» Listed entries:
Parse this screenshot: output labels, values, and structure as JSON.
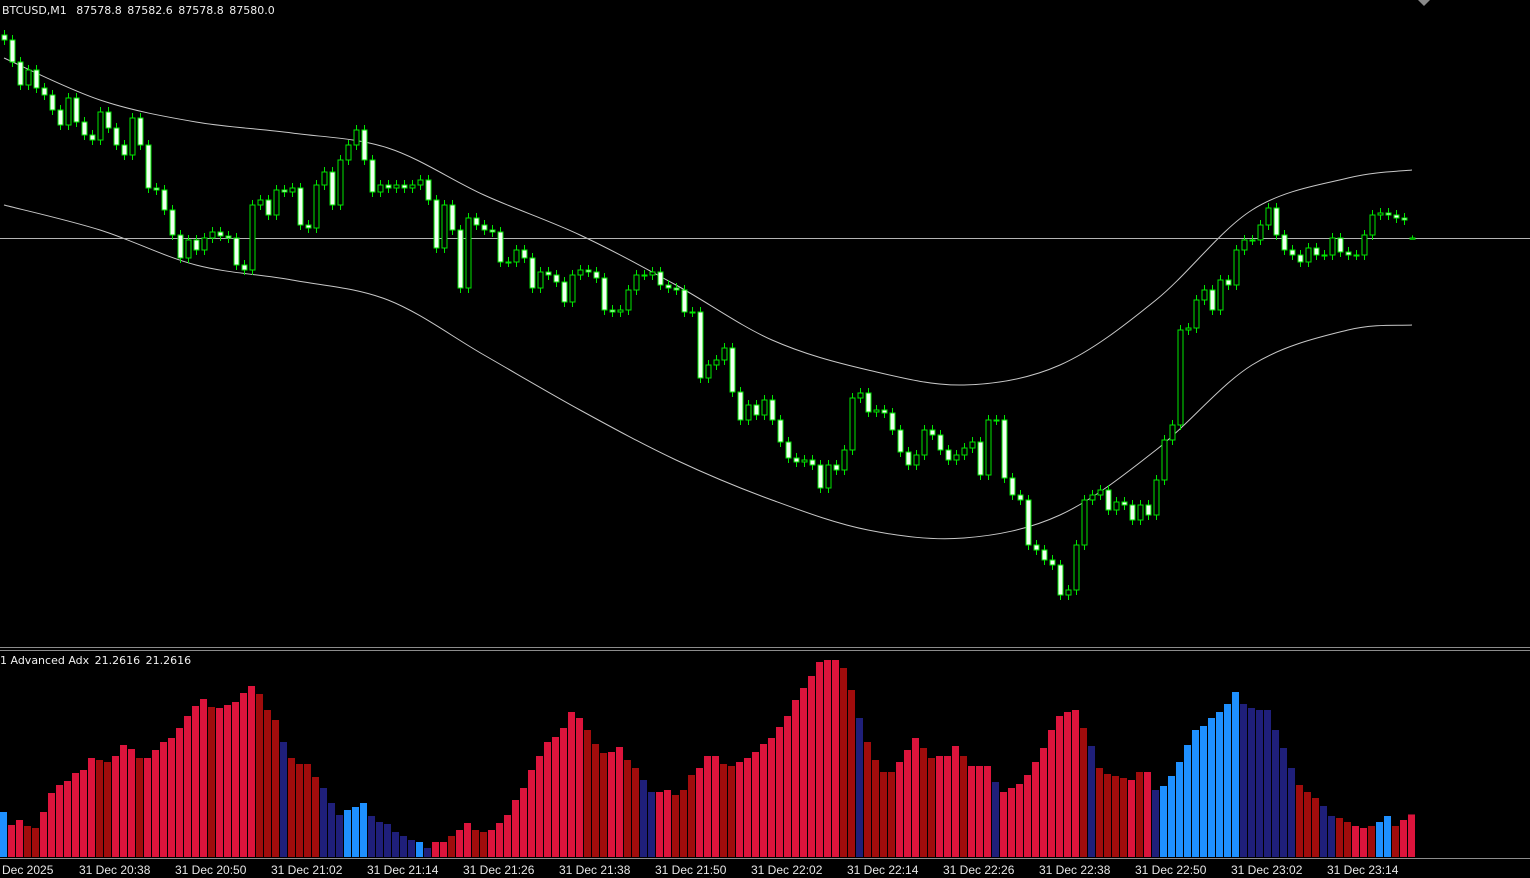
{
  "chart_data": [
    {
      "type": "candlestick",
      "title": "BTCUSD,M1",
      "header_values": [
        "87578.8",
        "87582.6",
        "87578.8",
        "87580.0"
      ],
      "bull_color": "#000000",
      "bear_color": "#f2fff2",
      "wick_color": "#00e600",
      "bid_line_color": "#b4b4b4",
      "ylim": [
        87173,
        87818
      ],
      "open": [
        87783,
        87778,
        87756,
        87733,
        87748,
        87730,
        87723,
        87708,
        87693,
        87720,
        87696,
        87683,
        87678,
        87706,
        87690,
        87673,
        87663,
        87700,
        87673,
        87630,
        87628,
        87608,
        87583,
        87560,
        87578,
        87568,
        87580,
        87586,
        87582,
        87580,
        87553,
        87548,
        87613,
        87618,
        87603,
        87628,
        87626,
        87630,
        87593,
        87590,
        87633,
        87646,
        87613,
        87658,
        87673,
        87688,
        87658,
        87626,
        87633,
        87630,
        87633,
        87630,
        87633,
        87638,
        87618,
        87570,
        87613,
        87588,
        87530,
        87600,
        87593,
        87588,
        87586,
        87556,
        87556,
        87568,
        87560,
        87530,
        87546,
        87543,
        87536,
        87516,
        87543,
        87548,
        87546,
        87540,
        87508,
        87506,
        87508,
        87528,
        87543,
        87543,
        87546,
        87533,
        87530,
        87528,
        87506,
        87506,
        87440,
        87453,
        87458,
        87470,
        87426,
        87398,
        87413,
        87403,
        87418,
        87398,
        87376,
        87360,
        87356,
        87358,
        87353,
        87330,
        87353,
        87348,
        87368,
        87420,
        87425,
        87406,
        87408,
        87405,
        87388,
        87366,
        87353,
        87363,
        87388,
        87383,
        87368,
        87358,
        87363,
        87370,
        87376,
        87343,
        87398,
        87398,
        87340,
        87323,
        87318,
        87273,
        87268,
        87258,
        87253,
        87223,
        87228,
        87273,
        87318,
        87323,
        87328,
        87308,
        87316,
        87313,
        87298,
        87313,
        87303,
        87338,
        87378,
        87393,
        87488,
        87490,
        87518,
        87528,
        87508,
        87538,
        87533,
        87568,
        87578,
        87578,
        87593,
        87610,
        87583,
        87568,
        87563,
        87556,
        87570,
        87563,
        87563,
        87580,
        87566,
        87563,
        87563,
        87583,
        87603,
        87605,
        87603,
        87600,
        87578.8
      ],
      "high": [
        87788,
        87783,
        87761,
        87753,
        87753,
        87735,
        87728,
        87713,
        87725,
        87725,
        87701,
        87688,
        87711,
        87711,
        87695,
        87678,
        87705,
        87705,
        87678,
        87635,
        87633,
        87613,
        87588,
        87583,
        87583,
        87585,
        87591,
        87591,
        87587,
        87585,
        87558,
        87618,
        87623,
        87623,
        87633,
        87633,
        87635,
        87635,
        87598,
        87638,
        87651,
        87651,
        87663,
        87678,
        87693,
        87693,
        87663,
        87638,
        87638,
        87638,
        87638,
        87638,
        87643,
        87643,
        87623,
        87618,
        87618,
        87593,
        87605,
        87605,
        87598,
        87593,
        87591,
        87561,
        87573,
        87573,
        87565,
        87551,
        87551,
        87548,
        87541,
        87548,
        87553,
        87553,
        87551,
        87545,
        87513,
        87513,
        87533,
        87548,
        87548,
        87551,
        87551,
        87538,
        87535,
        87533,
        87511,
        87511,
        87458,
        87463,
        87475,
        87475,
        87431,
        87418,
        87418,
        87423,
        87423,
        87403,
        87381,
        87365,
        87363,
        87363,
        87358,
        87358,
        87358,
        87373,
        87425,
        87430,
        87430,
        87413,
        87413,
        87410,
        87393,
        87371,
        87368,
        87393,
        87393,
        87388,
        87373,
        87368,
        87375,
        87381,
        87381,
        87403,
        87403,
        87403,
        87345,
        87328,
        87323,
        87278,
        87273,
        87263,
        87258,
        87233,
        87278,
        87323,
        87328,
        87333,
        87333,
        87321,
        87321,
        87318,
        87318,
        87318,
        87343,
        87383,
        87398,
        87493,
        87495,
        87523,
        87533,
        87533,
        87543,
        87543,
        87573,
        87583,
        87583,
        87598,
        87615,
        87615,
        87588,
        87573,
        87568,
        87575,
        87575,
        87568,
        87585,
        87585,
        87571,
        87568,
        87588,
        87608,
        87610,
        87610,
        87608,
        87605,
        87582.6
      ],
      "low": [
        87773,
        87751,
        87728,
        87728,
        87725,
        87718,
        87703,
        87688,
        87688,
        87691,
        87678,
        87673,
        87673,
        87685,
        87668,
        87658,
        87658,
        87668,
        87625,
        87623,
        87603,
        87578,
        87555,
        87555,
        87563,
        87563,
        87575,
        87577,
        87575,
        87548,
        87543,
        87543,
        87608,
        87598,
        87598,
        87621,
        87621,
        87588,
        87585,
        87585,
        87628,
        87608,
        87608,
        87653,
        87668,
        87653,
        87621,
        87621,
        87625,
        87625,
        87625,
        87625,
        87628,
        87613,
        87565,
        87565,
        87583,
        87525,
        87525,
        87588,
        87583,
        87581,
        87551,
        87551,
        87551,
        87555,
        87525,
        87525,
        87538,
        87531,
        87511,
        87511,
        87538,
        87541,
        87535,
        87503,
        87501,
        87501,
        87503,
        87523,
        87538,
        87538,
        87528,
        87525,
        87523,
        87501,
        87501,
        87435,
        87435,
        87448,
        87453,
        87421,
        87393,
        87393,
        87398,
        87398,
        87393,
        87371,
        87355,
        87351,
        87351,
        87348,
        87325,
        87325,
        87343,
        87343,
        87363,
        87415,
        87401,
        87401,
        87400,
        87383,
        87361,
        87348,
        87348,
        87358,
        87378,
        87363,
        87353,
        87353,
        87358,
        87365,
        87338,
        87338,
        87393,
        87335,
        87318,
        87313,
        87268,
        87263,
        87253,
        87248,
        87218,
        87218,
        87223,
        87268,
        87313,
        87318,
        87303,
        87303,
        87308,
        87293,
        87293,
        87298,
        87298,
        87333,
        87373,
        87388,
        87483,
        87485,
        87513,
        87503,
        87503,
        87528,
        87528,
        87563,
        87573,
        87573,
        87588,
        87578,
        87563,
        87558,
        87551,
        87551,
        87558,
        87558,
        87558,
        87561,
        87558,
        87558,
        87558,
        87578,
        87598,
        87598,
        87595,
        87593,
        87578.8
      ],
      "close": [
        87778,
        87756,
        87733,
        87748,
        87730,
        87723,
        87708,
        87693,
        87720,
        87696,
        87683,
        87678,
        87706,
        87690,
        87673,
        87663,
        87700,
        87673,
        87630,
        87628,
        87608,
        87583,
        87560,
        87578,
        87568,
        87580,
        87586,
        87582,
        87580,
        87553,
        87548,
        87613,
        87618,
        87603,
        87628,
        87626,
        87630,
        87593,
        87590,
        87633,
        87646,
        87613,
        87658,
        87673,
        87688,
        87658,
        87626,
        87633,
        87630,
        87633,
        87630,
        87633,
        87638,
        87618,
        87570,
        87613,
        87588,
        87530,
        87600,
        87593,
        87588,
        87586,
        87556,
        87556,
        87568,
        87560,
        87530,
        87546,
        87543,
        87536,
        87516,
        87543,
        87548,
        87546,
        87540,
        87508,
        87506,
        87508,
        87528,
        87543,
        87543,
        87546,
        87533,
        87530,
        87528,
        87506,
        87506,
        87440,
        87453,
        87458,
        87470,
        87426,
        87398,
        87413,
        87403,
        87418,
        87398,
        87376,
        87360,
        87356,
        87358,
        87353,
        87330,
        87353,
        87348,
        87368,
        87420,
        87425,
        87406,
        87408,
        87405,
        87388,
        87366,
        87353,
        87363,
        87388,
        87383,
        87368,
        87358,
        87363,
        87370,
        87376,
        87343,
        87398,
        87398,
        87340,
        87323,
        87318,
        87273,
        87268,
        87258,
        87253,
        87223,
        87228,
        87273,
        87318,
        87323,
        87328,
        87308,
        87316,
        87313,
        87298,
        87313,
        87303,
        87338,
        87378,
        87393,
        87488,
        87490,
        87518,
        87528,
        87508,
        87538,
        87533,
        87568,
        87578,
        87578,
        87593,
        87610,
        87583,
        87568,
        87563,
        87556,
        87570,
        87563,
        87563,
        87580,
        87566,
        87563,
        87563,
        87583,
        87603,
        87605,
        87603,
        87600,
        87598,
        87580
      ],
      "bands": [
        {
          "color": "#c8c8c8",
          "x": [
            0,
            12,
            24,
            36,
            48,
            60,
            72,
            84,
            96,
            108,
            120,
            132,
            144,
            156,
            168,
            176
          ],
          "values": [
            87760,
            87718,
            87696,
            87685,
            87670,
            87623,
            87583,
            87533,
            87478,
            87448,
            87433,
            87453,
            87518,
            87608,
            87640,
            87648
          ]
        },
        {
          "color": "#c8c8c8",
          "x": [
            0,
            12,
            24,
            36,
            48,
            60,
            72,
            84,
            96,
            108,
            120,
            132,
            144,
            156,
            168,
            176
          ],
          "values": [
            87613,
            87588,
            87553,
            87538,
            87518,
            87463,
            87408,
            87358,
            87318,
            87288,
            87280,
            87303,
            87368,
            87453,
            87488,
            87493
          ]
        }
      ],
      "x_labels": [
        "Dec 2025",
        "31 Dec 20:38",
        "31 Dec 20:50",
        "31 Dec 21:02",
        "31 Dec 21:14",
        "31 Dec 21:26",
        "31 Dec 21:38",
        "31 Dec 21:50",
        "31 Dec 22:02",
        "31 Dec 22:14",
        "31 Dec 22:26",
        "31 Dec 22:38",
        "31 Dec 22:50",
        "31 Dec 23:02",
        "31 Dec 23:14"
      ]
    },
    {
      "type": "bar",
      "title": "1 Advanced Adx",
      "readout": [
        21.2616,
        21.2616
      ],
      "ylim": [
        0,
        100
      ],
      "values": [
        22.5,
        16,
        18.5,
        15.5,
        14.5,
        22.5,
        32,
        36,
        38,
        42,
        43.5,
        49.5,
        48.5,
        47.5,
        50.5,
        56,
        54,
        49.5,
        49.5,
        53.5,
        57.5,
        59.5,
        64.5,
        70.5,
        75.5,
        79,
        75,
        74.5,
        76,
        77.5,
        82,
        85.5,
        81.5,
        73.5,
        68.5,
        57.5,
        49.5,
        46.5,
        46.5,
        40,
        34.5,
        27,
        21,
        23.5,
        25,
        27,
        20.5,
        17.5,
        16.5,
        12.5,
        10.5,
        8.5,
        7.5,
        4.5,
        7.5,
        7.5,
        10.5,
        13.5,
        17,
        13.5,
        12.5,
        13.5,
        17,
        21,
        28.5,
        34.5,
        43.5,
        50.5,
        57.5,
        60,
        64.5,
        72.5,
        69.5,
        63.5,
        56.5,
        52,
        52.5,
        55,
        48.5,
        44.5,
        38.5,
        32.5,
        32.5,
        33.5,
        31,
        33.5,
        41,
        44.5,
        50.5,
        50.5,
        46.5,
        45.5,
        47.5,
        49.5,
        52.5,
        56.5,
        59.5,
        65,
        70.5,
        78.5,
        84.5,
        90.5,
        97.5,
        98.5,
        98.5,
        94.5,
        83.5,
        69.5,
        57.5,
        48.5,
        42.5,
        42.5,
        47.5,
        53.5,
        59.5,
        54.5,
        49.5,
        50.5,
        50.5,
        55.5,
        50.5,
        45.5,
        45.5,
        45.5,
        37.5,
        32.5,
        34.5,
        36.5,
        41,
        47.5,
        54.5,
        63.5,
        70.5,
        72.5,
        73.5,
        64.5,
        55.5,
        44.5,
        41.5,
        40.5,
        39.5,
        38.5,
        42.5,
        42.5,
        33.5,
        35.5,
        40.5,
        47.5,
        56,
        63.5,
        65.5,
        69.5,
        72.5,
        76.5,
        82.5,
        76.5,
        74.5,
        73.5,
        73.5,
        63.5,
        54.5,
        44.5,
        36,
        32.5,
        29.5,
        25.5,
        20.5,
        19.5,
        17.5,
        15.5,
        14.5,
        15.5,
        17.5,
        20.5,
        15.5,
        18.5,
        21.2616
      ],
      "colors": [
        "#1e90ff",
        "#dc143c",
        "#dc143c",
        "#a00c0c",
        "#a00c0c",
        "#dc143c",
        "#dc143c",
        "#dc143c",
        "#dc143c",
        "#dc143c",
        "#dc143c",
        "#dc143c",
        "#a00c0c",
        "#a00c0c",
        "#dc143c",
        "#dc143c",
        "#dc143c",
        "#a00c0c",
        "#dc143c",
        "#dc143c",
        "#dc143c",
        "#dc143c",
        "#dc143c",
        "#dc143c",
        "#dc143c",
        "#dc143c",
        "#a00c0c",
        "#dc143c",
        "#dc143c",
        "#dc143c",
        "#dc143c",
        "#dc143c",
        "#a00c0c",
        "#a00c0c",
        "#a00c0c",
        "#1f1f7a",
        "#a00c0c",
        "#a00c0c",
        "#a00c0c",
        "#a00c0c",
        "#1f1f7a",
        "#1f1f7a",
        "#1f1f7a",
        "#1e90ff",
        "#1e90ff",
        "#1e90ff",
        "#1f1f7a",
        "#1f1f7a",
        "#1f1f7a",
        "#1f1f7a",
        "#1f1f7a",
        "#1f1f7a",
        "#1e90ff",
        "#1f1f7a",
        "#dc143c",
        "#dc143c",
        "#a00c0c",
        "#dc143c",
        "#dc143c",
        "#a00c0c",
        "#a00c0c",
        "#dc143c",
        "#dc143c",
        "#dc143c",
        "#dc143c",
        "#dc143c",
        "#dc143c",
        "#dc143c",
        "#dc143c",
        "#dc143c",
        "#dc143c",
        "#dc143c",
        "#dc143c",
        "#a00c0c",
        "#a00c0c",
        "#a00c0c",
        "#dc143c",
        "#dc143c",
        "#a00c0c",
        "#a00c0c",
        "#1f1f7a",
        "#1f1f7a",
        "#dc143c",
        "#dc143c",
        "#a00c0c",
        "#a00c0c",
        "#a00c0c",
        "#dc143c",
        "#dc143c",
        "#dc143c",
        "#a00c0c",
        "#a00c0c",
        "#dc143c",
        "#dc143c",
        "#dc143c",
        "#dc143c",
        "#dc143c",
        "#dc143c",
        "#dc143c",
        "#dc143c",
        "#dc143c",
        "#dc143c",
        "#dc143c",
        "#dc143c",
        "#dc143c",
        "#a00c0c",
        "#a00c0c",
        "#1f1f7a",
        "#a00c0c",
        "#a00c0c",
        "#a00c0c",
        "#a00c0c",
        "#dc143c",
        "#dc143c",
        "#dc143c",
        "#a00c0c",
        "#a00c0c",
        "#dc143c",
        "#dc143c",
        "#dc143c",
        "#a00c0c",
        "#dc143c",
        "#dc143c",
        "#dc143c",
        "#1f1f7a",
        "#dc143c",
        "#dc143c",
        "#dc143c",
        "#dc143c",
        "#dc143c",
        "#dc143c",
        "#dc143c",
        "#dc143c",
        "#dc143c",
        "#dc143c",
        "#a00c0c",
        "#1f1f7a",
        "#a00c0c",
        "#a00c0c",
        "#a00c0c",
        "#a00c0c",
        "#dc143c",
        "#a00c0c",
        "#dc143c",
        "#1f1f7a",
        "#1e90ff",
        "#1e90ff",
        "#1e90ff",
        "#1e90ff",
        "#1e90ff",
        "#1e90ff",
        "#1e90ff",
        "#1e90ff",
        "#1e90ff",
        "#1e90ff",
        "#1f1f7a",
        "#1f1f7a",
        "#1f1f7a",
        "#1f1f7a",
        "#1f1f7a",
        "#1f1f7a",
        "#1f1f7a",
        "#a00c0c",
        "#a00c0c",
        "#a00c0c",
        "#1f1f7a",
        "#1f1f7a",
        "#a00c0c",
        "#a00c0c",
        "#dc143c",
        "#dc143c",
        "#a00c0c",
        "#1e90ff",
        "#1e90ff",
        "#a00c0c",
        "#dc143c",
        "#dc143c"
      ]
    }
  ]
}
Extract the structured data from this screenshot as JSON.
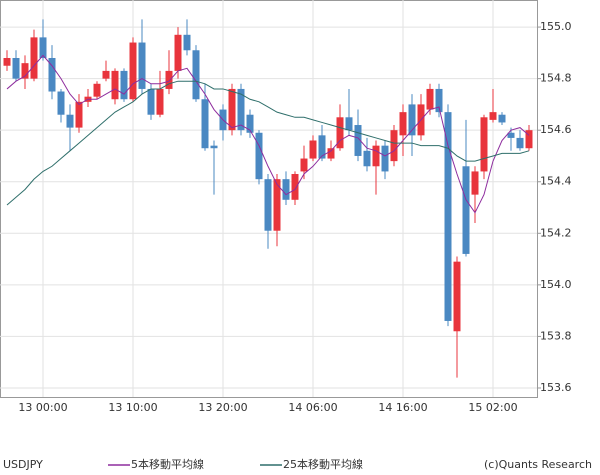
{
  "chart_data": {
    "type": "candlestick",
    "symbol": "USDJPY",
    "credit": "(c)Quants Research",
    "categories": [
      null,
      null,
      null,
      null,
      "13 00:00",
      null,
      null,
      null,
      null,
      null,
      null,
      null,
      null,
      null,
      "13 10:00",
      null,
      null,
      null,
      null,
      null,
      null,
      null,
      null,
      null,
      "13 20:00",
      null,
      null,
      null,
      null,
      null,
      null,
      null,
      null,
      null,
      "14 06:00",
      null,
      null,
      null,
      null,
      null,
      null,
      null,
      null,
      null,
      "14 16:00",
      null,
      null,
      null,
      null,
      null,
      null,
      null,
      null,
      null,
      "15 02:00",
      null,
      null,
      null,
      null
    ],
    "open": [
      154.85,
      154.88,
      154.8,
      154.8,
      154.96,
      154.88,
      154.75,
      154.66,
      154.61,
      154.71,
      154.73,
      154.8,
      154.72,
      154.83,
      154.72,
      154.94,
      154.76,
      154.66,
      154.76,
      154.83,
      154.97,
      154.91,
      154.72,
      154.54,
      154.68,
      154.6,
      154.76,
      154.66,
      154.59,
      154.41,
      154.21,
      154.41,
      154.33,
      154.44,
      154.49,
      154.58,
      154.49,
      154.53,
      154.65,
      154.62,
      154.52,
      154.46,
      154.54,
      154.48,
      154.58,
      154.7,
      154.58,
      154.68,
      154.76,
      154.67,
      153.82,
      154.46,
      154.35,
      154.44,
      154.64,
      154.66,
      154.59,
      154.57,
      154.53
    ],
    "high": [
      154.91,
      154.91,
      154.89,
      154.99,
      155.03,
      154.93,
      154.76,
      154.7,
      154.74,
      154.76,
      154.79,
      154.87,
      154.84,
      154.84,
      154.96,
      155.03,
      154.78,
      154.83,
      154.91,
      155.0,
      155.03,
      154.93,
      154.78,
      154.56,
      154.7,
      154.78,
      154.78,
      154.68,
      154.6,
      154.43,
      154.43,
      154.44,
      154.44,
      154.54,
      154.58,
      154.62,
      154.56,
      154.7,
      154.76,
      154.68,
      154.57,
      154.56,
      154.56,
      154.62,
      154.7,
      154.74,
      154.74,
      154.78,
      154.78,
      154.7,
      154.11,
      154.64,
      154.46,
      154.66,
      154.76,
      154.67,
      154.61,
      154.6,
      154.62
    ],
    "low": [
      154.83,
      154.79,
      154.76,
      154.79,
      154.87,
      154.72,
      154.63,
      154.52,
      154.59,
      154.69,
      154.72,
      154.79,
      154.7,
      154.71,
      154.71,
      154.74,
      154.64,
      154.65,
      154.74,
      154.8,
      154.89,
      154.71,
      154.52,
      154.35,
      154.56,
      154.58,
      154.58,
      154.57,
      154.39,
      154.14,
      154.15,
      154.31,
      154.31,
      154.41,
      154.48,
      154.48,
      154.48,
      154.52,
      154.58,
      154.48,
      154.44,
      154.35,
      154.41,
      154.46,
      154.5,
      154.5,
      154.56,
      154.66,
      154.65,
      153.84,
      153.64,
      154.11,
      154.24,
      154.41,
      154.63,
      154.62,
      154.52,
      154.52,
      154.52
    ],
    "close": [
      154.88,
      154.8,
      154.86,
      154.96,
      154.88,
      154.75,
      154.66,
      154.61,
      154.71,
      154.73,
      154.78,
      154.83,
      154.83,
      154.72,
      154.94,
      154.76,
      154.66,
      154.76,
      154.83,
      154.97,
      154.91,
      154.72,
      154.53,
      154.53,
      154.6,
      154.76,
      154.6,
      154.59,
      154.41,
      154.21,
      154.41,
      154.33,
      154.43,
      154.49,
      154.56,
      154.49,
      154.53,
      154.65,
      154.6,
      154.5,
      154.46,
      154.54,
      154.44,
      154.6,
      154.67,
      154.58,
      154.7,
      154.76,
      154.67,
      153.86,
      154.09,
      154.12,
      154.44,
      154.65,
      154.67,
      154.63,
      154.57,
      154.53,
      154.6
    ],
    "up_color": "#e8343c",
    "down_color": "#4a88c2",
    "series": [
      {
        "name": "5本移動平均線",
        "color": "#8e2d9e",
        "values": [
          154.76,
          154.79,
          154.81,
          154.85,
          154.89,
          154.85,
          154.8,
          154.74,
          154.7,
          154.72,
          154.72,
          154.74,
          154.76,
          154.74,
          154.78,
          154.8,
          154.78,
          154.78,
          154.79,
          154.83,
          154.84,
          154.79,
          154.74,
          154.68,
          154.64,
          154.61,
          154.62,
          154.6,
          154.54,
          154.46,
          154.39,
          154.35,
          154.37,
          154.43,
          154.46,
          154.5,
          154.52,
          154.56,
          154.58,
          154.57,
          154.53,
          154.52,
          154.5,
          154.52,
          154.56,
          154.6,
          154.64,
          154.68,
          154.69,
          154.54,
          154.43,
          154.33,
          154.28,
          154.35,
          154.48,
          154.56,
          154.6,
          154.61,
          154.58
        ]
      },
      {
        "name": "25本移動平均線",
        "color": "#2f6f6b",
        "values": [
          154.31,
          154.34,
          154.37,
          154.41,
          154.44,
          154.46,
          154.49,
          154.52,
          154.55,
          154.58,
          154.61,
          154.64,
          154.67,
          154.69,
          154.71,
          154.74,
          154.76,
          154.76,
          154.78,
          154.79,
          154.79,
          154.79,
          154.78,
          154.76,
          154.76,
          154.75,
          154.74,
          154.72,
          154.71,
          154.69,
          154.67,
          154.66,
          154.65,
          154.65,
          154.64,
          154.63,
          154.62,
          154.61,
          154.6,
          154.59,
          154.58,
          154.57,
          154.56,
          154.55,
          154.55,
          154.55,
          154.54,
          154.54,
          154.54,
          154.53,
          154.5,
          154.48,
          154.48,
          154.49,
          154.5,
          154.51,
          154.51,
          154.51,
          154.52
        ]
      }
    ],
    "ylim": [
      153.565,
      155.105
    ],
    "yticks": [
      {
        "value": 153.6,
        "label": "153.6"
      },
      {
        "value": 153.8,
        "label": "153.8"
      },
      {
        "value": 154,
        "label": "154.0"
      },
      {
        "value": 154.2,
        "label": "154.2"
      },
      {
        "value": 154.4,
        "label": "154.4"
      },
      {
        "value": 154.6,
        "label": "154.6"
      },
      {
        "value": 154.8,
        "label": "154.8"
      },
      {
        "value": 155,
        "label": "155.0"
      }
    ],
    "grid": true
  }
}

» Exercise instructions: Look through the records and gather every line containing "type".

» Result of this exercise:
      "type": "candlestick",
      "type": "bar",
    "type": "candlestick",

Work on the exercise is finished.